● Data provided:
[start]

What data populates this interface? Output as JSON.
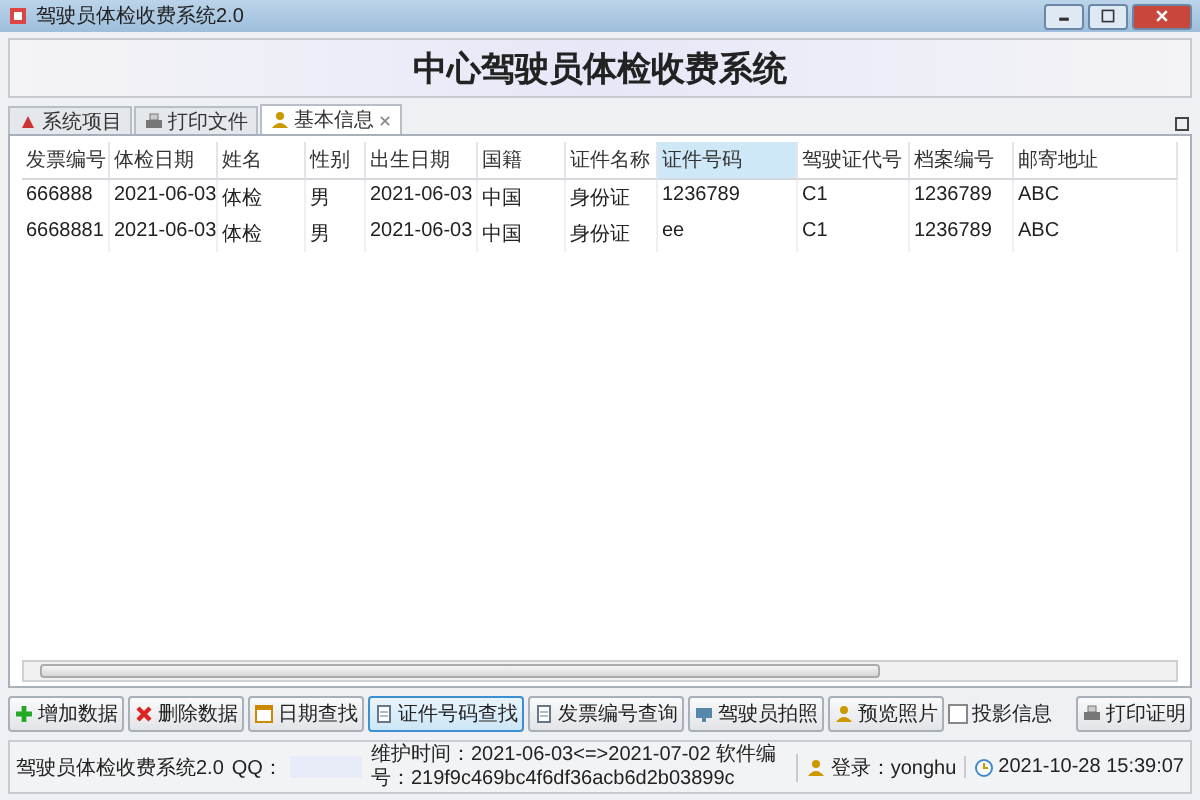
{
  "window": {
    "title": "驾驶员体检收费系统2.0"
  },
  "header": {
    "title": "中心驾驶员体检收费系统"
  },
  "tabs": [
    {
      "label": "系统项目",
      "selected": false
    },
    {
      "label": "打印文件",
      "selected": false
    },
    {
      "label": "基本信息",
      "selected": true
    }
  ],
  "table": {
    "columns": [
      {
        "label": "发票编号",
        "sorted": false
      },
      {
        "label": "体检日期",
        "sorted": false
      },
      {
        "label": "姓名",
        "sorted": false
      },
      {
        "label": "性别",
        "sorted": false
      },
      {
        "label": "出生日期",
        "sorted": false
      },
      {
        "label": "国籍",
        "sorted": false
      },
      {
        "label": "证件名称",
        "sorted": false
      },
      {
        "label": "证件号码",
        "sorted": true
      },
      {
        "label": "驾驶证代号",
        "sorted": false
      },
      {
        "label": "档案编号",
        "sorted": false
      },
      {
        "label": "邮寄地址",
        "sorted": false
      }
    ],
    "rows": [
      [
        "666888",
        "2021-06-03",
        "体检",
        "男",
        "2021-06-03",
        "中国",
        "身份证",
        "1236789",
        "C1",
        "1236789",
        "ABC"
      ],
      [
        "6668881",
        "2021-06-03",
        "体检",
        "男",
        "2021-06-03",
        "中国",
        "身份证",
        "ee",
        "C1",
        "1236789",
        "ABC"
      ]
    ]
  },
  "toolbar": {
    "buttons": [
      {
        "label": "增加数据",
        "selected": false
      },
      {
        "label": "删除数据",
        "selected": false
      },
      {
        "label": "日期查找",
        "selected": false
      },
      {
        "label": "证件号码查找",
        "selected": true
      },
      {
        "label": "发票编号查询",
        "selected": false
      },
      {
        "label": "驾驶员拍照",
        "selected": false
      },
      {
        "label": "预览照片",
        "selected": false
      }
    ],
    "checkbox": {
      "label": "投影信息",
      "checked": false
    },
    "print_button": {
      "label": "打印证明"
    }
  },
  "status_bar": {
    "app": "驾驶员体检收费系统2.0",
    "qq_label": "QQ：",
    "info": "维护时间：2021-06-03<=>2021-07-02 软件编号：219f9c469bc4f6df36acb6d2b03899c",
    "login": "登录：yonghu",
    "datetime": "2021-10-28 15:39:07"
  }
}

[end]

● Given problem: Copy all the entries word for word. Omit any pictures.

● Expected answer:
What data populates this interface? Output as JSON.
{
  "window": {
    "title": "驾驶员体检收费系统2.0"
  },
  "header": {
    "title": "中心驾驶员体检收费系统"
  },
  "tabs": [
    {
      "label": "系统项目",
      "selected": false
    },
    {
      "label": "打印文件",
      "selected": false
    },
    {
      "label": "基本信息",
      "selected": true
    }
  ],
  "table": {
    "columns": [
      {
        "label": "发票编号",
        "sorted": false
      },
      {
        "label": "体检日期",
        "sorted": false
      },
      {
        "label": "姓名",
        "sorted": false
      },
      {
        "label": "性别",
        "sorted": false
      },
      {
        "label": "出生日期",
        "sorted": false
      },
      {
        "label": "国籍",
        "sorted": false
      },
      {
        "label": "证件名称",
        "sorted": false
      },
      {
        "label": "证件号码",
        "sorted": true
      },
      {
        "label": "驾驶证代号",
        "sorted": false
      },
      {
        "label": "档案编号",
        "sorted": false
      },
      {
        "label": "邮寄地址",
        "sorted": false
      }
    ],
    "rows": [
      [
        "666888",
        "2021-06-03",
        "体检",
        "男",
        "2021-06-03",
        "中国",
        "身份证",
        "1236789",
        "C1",
        "1236789",
        "ABC"
      ],
      [
        "6668881",
        "2021-06-03",
        "体检",
        "男",
        "2021-06-03",
        "中国",
        "身份证",
        "ee",
        "C1",
        "1236789",
        "ABC"
      ]
    ]
  },
  "toolbar": {
    "buttons": [
      {
        "label": "增加数据",
        "selected": false
      },
      {
        "label": "删除数据",
        "selected": false
      },
      {
        "label": "日期查找",
        "selected": false
      },
      {
        "label": "证件号码查找",
        "selected": true
      },
      {
        "label": "发票编号查询",
        "selected": false
      },
      {
        "label": "驾驶员拍照",
        "selected": false
      },
      {
        "label": "预览照片",
        "selected": false
      }
    ],
    "checkbox": {
      "label": "投影信息",
      "checked": false
    },
    "print_button": {
      "label": "打印证明"
    }
  },
  "status_bar": {
    "app": "驾驶员体检收费系统2.0",
    "qq_label": "QQ：",
    "info": "维护时间：2021-06-03<=>2021-07-02 软件编号：219f9c469bc4f6df36acb6d2b03899c",
    "login": "登录：yonghu",
    "datetime": "2021-10-28 15:39:07"
  }
}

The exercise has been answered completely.